§ **The request**: Filter the entries, keeping every line with the word "Other".
================
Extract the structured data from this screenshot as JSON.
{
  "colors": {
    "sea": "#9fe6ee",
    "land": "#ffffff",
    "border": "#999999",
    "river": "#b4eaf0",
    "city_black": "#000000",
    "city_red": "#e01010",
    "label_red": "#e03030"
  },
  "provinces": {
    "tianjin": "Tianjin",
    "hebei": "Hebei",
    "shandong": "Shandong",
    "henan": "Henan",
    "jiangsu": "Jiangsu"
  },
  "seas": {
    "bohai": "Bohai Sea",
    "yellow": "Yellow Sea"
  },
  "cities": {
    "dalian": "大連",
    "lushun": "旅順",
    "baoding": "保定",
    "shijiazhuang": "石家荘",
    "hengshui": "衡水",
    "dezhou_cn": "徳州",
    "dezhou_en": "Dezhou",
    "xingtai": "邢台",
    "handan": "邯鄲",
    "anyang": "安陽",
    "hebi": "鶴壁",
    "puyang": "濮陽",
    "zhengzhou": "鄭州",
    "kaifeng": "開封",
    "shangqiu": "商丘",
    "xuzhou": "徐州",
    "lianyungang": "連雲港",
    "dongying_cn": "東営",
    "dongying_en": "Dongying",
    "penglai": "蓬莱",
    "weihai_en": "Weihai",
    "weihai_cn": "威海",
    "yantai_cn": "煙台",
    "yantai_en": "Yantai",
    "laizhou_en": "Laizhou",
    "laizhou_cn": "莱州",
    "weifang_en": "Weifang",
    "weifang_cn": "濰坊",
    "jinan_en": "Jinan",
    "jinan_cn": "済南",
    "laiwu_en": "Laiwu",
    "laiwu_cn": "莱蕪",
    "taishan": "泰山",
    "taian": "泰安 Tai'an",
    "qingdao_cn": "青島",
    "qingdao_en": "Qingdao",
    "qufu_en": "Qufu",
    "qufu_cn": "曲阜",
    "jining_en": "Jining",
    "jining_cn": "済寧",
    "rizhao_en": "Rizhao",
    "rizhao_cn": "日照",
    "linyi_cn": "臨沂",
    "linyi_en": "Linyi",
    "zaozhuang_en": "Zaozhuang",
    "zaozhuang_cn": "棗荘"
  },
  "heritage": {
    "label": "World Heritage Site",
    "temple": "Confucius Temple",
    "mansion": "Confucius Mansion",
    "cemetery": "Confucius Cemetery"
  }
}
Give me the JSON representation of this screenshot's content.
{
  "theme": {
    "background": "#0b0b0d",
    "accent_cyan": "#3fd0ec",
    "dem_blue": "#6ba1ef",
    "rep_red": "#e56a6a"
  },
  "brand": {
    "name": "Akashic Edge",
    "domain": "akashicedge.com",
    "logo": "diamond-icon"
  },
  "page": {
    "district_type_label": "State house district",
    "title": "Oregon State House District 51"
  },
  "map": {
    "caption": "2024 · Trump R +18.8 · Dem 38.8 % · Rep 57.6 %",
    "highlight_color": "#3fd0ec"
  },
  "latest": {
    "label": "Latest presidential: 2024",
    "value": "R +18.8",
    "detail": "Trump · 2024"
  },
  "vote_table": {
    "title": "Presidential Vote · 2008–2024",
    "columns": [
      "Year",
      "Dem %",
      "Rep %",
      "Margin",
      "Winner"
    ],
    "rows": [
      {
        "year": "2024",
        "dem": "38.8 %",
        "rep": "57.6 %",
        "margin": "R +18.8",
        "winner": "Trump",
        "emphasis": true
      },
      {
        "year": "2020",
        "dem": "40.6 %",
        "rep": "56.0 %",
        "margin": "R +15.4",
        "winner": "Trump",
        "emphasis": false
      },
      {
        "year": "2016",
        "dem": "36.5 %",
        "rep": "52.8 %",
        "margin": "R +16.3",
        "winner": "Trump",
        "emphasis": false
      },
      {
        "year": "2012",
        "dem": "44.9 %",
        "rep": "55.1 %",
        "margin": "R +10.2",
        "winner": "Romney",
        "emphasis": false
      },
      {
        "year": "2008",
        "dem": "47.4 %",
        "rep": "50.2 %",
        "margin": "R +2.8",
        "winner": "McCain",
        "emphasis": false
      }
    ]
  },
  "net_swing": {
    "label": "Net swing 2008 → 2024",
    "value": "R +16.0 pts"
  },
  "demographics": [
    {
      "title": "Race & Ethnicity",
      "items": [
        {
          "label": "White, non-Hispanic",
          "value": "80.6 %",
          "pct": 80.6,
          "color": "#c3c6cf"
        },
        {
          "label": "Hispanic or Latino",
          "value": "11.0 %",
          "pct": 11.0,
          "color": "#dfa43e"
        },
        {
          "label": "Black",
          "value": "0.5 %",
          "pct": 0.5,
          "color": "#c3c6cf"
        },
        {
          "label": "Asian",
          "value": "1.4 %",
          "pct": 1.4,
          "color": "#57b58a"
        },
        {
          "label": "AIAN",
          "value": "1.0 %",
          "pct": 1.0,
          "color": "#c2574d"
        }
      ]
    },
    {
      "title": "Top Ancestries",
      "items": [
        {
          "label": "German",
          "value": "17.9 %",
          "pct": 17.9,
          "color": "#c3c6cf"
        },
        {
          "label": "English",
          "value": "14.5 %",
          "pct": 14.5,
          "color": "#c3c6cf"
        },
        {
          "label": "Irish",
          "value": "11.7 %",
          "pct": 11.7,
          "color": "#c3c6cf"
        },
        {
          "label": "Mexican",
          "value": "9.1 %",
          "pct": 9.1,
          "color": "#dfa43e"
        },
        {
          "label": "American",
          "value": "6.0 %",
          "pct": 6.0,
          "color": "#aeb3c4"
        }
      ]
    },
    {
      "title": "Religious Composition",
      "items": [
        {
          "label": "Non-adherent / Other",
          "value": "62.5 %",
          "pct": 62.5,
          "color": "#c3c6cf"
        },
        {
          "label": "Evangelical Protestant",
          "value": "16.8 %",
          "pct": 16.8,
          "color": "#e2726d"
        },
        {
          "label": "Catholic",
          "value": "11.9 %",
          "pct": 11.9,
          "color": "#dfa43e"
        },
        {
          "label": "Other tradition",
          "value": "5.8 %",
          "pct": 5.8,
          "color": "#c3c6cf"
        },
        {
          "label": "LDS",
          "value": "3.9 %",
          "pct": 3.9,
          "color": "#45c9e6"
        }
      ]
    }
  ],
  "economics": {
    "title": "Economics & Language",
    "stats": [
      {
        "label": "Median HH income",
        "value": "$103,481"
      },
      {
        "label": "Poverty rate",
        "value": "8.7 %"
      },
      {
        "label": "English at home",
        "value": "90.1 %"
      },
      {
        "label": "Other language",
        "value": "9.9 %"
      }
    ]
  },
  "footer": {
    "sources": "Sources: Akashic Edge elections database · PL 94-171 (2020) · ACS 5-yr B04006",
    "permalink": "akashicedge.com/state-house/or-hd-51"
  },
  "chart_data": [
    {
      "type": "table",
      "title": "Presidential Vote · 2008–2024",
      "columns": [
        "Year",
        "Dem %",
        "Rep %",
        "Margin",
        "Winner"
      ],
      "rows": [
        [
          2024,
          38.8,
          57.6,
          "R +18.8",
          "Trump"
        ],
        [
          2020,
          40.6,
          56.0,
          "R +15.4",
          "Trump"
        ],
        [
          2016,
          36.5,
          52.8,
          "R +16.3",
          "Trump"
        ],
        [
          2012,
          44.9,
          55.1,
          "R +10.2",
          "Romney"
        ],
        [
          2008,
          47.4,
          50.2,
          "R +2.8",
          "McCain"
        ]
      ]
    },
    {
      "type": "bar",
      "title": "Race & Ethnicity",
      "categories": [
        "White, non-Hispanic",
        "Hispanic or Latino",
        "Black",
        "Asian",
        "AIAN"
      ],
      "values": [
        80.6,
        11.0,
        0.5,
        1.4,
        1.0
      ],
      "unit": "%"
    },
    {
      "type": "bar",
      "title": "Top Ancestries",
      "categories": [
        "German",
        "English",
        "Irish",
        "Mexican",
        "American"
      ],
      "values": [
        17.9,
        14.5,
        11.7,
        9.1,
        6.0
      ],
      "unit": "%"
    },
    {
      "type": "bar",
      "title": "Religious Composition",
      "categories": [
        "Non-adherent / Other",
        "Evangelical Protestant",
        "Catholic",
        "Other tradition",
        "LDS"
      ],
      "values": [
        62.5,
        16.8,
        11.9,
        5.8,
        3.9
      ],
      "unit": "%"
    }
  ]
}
================
§ **Written solution**:
          "label": "Non-adherent / Other",
          "label": "Other tradition",
        "label": "Other language",
        "Non-adherent / Other",
        "Other tradition",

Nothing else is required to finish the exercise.